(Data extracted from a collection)
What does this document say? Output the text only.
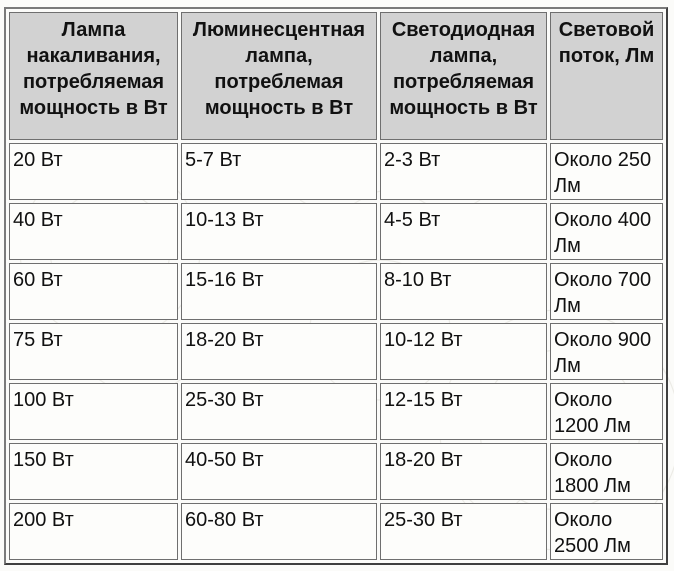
Лампа накаливания, потребляемая мощность в Вт	Люминесцентная лампа, потреблемая мощность в Вт	Светодиодная лампа, потребляемая мощность в Вт	Световой поток, Лм
20 Вт	5-7 Вт	2-3 Вт	Около 250 Лм
40 Вт	10-13 Вт	4-5 Вт	Около 400 Лм
60 Вт	15-16 Вт	8-10 Вт	Около 700 Лм
75 Вт	18-20 Вт	10-12 Вт	Около 900 Лм
100 Вт	25-30 Вт	12-15 Вт	Около 1200 Лм
150 Вт	40-50 Вт	18-20 Вт	Около 1800 Лм
200 Вт	60-80 Вт	25-30 Вт	Около 2500 Лм
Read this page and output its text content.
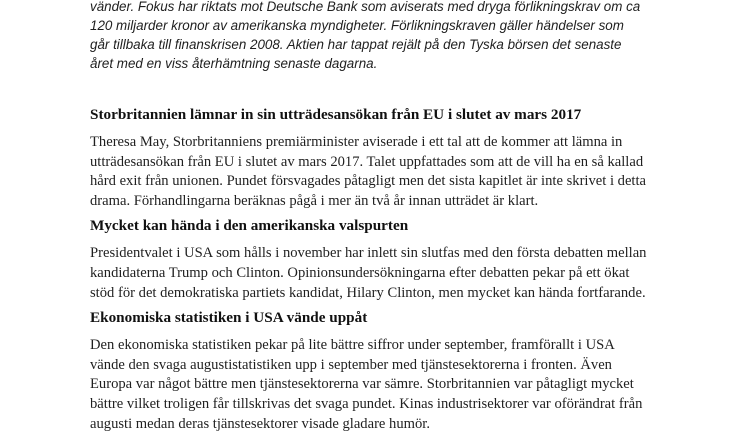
vänder. Fokus har riktats mot Deutsche Bank som aviserats med dryga förlikningskrav om ca
120 miljarder kronor av amerikanska myndigheter. Förlikningskraven gäller händelser som
går tillbaka till finanskrisen 2008. Aktien har tappat rejält på den Tyska börsen det senaste
året med en viss återhämtning senaste dagarna.

Storbritannien lämnar in sin utträdesansökan från EU i slutet av mars 2017

Theresa May, Storbritanniens premiärminister aviserade i ett tal att de kommer att lämna in
utträdesansökan från EU i slutet av mars 2017. Talet uppfattades som att de vill ha en så kallad
hård exit från unionen. Pundet försvagades påtagligt men det sista kapitlet är inte skrivet i detta
drama. Förhandlingarna beräknas pågå i mer än två år innan utträdet är klart.

Mycket kan hända i den amerikanska valspurten

Presidentvalet i USA som hålls i november har inlett sin slutfas med den första debatten mellan
kandidaterna Trump och Clinton. Opinionsundersökningarna efter debatten pekar på ett ökat
stöd för det demokratiska partiets kandidat, Hilary Clinton, men mycket kan hända fortfarande.

Ekonomiska statistiken i USA vände uppåt

Den ekonomiska statistiken pekar på lite bättre siffror under september, framförallt i USA
vände den svaga augustistatistiken upp i september med tjänstesektorerna i fronten. Även
Europa var något bättre men tjänstesektorerna var sämre. Storbritannien var påtagligt mycket
bättre vilket troligen får tillskrivas det svaga pundet. Kinas industrisektorer var oförändrat från
augusti medan deras tjänstesektorer visade gladare humör.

**Problem details:** Output every entry verbatim. Pictures do not belong in the copy.

**Completed exercise:**
What does this document say? Output the text only.
Лампа накаливания, потребляемая мощность в Вт	Люминесцентная лампа, потреблемая мощность в Вт	Светодиодная лампа, потребляемая мощность в Вт	Световой поток, Лм
20 Вт	5-7 Вт	2-3 Вт	Около 250 Лм
40 Вт	10-13 Вт	4-5 Вт	Около 400 Лм
60 Вт	15-16 Вт	8-10 Вт	Около 700 Лм
75 Вт	18-20 Вт	10-12 Вт	Около 900 Лм
100 Вт	25-30 Вт	12-15 Вт	Около 1200 Лм
150 Вт	40-50 Вт	18-20 Вт	Около 1800 Лм
200 Вт	60-80 Вт	25-30 Вт	Около 2500 Лм
Read this page and output its text content.
vänder. Fokus har riktats mot Deutsche Bank som aviserats med dryga förlikningskrav om ca
120 miljarder kronor av amerikanska myndigheter. Förlikningskraven gäller händelser som
går tillbaka till finanskrisen 2008. Aktien har tappat rejält på den Tyska börsen det senaste
året med en viss återhämtning senaste dagarna.

Storbritannien lämnar in sin utträdesansökan från EU i slutet av mars 2017

Theresa May, Storbritanniens premiärminister aviserade i ett tal att de kommer att lämna in
utträdesansökan från EU i slutet av mars 2017. Talet uppfattades som att de vill ha en så kallad
hård exit från unionen. Pundet försvagades påtagligt men det sista kapitlet är inte skrivet i detta
drama. Förhandlingarna beräknas pågå i mer än två år innan utträdet är klart.

Mycket kan hända i den amerikanska valspurten

Presidentvalet i USA som hålls i november har inlett sin slutfas med den första debatten mellan
kandidaterna Trump och Clinton. Opinionsundersökningarna efter debatten pekar på ett ökat
stöd för det demokratiska partiets kandidat, Hilary Clinton, men mycket kan hända fortfarande.

Ekonomiska statistiken i USA vände uppåt

Den ekonomiska statistiken pekar på lite bättre siffror under september, framförallt i USA
vände den svaga augustistatistiken upp i september med tjänstesektorerna i fronten. Även
Europa var något bättre men tjänstesektorerna var sämre. Storbritannien var påtagligt mycket
bättre vilket troligen får tillskrivas det svaga pundet. Kinas industrisektorer var oförändrat från
augusti medan deras tjänstesektorer visade gladare humör.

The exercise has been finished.